> **THE REQUEST**
In the listing below, how many lines contain the word "Diego"? Please respond with the number only.

> **DATASET**
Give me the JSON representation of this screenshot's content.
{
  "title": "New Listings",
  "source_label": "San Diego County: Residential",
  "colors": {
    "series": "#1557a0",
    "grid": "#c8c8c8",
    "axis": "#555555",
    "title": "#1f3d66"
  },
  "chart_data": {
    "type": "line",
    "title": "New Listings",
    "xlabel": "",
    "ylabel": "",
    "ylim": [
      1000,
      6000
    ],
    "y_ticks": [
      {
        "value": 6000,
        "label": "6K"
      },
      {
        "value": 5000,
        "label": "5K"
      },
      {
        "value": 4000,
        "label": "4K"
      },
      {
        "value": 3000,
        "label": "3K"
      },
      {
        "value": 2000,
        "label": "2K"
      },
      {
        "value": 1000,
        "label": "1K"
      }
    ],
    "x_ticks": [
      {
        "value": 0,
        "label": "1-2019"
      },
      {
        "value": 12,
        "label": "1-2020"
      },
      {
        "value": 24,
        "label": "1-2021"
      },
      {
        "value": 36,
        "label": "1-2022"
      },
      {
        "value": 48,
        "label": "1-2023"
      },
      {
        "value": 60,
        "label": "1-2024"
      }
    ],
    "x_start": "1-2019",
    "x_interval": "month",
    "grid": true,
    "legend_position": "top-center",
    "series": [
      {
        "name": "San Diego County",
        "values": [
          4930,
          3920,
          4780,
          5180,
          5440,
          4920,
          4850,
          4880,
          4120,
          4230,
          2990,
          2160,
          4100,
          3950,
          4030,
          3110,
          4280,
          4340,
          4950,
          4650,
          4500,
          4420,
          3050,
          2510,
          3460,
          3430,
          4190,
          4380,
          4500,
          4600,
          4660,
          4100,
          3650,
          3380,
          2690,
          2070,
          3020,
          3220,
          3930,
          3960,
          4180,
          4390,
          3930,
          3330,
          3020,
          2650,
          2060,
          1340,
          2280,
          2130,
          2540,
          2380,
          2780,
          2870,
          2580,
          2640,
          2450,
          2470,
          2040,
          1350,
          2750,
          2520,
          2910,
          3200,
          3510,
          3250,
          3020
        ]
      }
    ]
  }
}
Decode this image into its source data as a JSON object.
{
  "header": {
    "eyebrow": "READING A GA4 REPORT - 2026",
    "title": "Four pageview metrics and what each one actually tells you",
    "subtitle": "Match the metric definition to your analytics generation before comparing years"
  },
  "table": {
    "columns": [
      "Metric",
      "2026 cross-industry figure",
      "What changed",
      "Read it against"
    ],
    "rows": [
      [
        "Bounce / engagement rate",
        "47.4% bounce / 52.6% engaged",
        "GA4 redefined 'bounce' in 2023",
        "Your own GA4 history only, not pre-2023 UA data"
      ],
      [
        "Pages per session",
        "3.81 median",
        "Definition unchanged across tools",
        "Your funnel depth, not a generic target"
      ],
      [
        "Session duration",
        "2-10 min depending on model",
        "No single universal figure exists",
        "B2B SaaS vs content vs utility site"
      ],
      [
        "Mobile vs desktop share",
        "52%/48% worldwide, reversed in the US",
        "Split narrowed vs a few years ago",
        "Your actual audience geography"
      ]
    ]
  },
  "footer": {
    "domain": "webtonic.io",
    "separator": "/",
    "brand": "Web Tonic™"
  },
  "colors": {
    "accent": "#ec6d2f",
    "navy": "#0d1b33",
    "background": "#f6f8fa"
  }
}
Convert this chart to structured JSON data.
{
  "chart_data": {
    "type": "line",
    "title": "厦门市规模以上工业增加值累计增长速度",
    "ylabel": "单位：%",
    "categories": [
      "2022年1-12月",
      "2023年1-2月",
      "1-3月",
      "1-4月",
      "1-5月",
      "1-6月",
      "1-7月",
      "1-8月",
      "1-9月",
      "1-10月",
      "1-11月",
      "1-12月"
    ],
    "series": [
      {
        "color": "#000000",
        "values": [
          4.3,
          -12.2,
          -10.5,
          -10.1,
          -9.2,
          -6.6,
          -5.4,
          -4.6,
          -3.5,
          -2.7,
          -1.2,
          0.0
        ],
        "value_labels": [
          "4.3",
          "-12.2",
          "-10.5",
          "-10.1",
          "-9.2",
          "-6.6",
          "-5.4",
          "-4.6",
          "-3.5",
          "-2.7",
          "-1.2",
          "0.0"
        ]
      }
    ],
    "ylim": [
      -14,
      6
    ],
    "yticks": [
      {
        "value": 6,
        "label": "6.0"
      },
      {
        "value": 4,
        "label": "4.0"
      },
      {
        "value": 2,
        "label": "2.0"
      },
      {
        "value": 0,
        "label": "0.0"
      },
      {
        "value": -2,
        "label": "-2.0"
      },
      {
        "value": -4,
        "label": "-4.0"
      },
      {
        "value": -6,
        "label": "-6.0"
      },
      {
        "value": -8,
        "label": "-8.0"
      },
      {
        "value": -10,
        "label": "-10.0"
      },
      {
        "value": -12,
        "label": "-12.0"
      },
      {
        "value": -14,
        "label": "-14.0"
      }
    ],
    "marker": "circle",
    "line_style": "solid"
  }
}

> **ANSWER FOR THE TASK**
2